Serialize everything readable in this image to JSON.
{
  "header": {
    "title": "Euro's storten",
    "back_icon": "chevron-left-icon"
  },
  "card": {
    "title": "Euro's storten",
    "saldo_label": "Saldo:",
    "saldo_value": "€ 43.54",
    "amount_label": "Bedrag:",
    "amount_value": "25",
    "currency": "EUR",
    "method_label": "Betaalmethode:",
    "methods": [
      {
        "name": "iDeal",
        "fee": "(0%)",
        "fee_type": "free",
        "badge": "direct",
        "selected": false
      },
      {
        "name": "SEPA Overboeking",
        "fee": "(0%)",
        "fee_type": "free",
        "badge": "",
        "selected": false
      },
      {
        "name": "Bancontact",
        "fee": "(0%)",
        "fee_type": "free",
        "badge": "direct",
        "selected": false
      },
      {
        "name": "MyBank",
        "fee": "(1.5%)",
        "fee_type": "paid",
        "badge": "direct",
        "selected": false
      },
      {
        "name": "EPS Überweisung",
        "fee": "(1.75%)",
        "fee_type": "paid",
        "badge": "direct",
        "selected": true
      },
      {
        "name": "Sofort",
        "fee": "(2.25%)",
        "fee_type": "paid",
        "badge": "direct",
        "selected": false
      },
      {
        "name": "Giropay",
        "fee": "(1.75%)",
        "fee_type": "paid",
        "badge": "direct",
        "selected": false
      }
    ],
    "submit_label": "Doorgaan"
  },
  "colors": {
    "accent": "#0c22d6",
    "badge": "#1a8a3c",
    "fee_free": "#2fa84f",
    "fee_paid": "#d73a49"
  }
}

# [TO BE DONE]
Copy out all the entries shown above, character for character.

# [WORKED SOLUTION]
Serialize everything readable in this image to JSON.
{
  "header": {
    "title": "Euro's storten",
    "back_icon": "chevron-left-icon"
  },
  "card": {
    "title": "Euro's storten",
    "saldo_label": "Saldo:",
    "saldo_value": "€ 43.54",
    "amount_label": "Bedrag:",
    "amount_value": "25",
    "currency": "EUR",
    "method_label": "Betaalmethode:",
    "methods": [
      {
        "name": "iDeal",
        "fee": "(0%)",
        "fee_type": "free",
        "badge": "direct",
        "selected": false
      },
      {
        "name": "SEPA Overboeking",
        "fee": "(0%)",
        "fee_type": "free",
        "badge": "",
        "selected": false
      },
      {
        "name": "Bancontact",
        "fee": "(0%)",
        "fee_type": "free",
        "badge": "direct",
        "selected": false
      },
      {
        "name": "MyBank",
        "fee": "(1.5%)",
        "fee_type": "paid",
        "badge": "direct",
        "selected": false
      },
      {
        "name": "EPS Überweisung",
        "fee": "(1.75%)",
        "fee_type": "paid",
        "badge": "direct",
        "selected": true
      },
      {
        "name": "Sofort",
        "fee": "(2.25%)",
        "fee_type": "paid",
        "badge": "direct",
        "selected": false
      },
      {
        "name": "Giropay",
        "fee": "(1.75%)",
        "fee_type": "paid",
        "badge": "direct",
        "selected": false
      }
    ],
    "submit_label": "Doorgaan"
  },
  "colors": {
    "accent": "#0c22d6",
    "badge": "#1a8a3c",
    "fee_free": "#2fa84f",
    "fee_paid": "#d73a49"
  }
}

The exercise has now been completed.